● GIVEN ENTRIES
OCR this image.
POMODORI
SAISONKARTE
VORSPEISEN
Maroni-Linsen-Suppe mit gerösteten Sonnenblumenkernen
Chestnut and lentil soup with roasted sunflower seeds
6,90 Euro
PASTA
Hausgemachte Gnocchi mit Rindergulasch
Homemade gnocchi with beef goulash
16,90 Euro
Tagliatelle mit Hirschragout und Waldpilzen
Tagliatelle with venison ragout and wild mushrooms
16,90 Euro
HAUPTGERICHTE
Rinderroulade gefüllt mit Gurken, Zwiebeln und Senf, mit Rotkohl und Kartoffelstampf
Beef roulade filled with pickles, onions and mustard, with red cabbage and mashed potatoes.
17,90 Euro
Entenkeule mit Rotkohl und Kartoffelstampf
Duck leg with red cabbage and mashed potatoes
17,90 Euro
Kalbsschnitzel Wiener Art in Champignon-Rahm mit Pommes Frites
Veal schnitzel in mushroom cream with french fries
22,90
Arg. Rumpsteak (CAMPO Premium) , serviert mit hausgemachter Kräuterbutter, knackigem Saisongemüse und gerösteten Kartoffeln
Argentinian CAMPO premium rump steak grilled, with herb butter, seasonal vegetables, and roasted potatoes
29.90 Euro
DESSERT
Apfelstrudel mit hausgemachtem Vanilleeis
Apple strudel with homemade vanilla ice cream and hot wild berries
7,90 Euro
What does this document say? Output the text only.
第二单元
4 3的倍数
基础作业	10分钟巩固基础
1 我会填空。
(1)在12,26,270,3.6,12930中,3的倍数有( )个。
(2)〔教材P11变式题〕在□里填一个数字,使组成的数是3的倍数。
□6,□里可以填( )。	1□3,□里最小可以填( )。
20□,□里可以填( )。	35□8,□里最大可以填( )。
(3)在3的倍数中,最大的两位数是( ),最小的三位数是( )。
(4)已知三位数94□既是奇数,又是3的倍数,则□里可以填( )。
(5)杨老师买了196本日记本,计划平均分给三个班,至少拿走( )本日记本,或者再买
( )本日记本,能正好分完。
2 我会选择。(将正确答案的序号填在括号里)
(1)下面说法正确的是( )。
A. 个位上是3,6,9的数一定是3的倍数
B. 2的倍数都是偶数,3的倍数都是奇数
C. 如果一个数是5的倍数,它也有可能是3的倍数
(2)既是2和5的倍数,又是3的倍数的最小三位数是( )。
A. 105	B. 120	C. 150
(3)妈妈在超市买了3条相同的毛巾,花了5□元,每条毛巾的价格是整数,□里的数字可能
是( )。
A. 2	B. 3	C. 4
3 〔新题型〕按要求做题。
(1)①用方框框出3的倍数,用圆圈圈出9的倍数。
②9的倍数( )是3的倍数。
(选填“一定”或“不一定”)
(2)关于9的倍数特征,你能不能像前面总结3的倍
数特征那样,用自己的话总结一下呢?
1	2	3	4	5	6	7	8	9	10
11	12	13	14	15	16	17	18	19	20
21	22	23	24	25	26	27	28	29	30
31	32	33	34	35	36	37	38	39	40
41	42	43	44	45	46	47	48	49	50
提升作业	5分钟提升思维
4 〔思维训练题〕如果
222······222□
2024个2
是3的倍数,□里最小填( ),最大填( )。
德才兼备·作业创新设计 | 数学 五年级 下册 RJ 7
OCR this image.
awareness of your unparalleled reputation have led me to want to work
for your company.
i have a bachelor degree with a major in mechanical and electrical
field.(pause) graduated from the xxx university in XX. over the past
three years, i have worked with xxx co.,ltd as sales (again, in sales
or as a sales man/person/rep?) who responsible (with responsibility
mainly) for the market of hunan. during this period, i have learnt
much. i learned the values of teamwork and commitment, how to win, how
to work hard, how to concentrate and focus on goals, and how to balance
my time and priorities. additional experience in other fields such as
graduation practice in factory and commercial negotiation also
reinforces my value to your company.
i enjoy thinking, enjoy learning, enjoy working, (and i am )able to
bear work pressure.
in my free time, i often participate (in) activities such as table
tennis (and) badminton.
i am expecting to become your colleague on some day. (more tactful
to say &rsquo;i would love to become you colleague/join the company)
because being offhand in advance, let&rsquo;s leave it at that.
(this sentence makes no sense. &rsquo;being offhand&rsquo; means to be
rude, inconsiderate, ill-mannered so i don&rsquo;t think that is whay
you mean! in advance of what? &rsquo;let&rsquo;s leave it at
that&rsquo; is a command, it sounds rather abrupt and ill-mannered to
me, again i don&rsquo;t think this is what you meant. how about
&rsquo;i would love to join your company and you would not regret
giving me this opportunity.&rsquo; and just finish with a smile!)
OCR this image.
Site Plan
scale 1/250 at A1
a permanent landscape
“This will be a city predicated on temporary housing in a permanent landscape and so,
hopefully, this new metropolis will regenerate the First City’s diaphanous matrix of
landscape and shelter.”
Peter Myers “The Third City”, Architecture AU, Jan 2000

● TASK DETAILS
Reproduce all of the material above word for word.

● RESPONSE TO THE EXERCISE
OCR this image.
POMODORI
SAISONKARTE
VORSPEISEN
Maroni-Linsen-Suppe mit gerösteten Sonnenblumenkernen
Chestnut and lentil soup with roasted sunflower seeds
6,90 Euro
PASTA
Hausgemachte Gnocchi mit Rindergulasch
Homemade gnocchi with beef goulash
16,90 Euro
Tagliatelle mit Hirschragout und Waldpilzen
Tagliatelle with venison ragout and wild mushrooms
16,90 Euro
HAUPTGERICHTE
Rinderroulade gefüllt mit Gurken, Zwiebeln und Senf, mit Rotkohl und Kartoffelstampf
Beef roulade filled with pickles, onions and mustard, with red cabbage and mashed potatoes.
17,90 Euro
Entenkeule mit Rotkohl und Kartoffelstampf
Duck leg with red cabbage and mashed potatoes
17,90 Euro
Kalbsschnitzel Wiener Art in Champignon-Rahm mit Pommes Frites
Veal schnitzel in mushroom cream with french fries
22,90
Arg. Rumpsteak (CAMPO Premium) , serviert mit hausgemachter Kräuterbutter, knackigem Saisongemüse und gerösteten Kartoffeln
Argentinian CAMPO premium rump steak grilled, with herb butter, seasonal vegetables, and roasted potatoes
29.90 Euro
DESSERT
Apfelstrudel mit hausgemachtem Vanilleeis
Apple strudel with homemade vanilla ice cream and hot wild berries
7,90 Euro
What does this document say? Output the text only.
第二单元
4 3的倍数
基础作业	10分钟巩固基础
1 我会填空。
(1)在12,26,270,3.6,12930中,3的倍数有( )个。
(2)〔教材P11变式题〕在□里填一个数字,使组成的数是3的倍数。
□6,□里可以填( )。	1□3,□里最小可以填( )。
20□,□里可以填( )。	35□8,□里最大可以填( )。
(3)在3的倍数中,最大的两位数是( ),最小的三位数是( )。
(4)已知三位数94□既是奇数,又是3的倍数,则□里可以填( )。
(5)杨老师买了196本日记本,计划平均分给三个班,至少拿走( )本日记本,或者再买
( )本日记本,能正好分完。
2 我会选择。(将正确答案的序号填在括号里)
(1)下面说法正确的是( )。
A. 个位上是3,6,9的数一定是3的倍数
B. 2的倍数都是偶数,3的倍数都是奇数
C. 如果一个数是5的倍数,它也有可能是3的倍数
(2)既是2和5的倍数,又是3的倍数的最小三位数是( )。
A. 105	B. 120	C. 150
(3)妈妈在超市买了3条相同的毛巾,花了5□元,每条毛巾的价格是整数,□里的数字可能
是( )。
A. 2	B. 3	C. 4
3 〔新题型〕按要求做题。
(1)①用方框框出3的倍数,用圆圈圈出9的倍数。
②9的倍数( )是3的倍数。
(选填“一定”或“不一定”)
(2)关于9的倍数特征,你能不能像前面总结3的倍
数特征那样,用自己的话总结一下呢?
1	2	3	4	5	6	7	8	9	10
11	12	13	14	15	16	17	18	19	20
21	22	23	24	25	26	27	28	29	30
31	32	33	34	35	36	37	38	39	40
41	42	43	44	45	46	47	48	49	50
提升作业	5分钟提升思维
4 〔思维训练题〕如果
222······222□
2024个2
是3的倍数,□里最小填( ),最大填( )。
德才兼备·作业创新设计 | 数学 五年级 下册 RJ 7
OCR this image.
awareness of your unparalleled reputation have led me to want to work
for your company.
i have a bachelor degree with a major in mechanical and electrical
field.(pause) graduated from the xxx university in XX. over the past
three years, i have worked with xxx co.,ltd as sales (again, in sales
or as a sales man/person/rep?) who responsible (with responsibility
mainly) for the market of hunan. during this period, i have learnt
much. i learned the values of teamwork and commitment, how to win, how
to work hard, how to concentrate and focus on goals, and how to balance
my time and priorities. additional experience in other fields such as
graduation practice in factory and commercial negotiation also
reinforces my value to your company.
i enjoy thinking, enjoy learning, enjoy working, (and i am )able to
bear work pressure.
in my free time, i often participate (in) activities such as table
tennis (and) badminton.
i am expecting to become your colleague on some day. (more tactful
to say &rsquo;i would love to become you colleague/join the company)
because being offhand in advance, let&rsquo;s leave it at that.
(this sentence makes no sense. &rsquo;being offhand&rsquo; means to be
rude, inconsiderate, ill-mannered so i don&rsquo;t think that is whay
you mean! in advance of what? &rsquo;let&rsquo;s leave it at
that&rsquo; is a command, it sounds rather abrupt and ill-mannered to
me, again i don&rsquo;t think this is what you meant. how about
&rsquo;i would love to join your company and you would not regret
giving me this opportunity.&rsquo; and just finish with a smile!)
OCR this image.
Site Plan
scale 1/250 at A1
a permanent landscape
“This will be a city predicated on temporary housing in a permanent landscape and so,
hopefully, this new metropolis will regenerate the First City’s diaphanous matrix of
landscape and shelter.”
Peter Myers “The Third City”, Architecture AU, Jan 2000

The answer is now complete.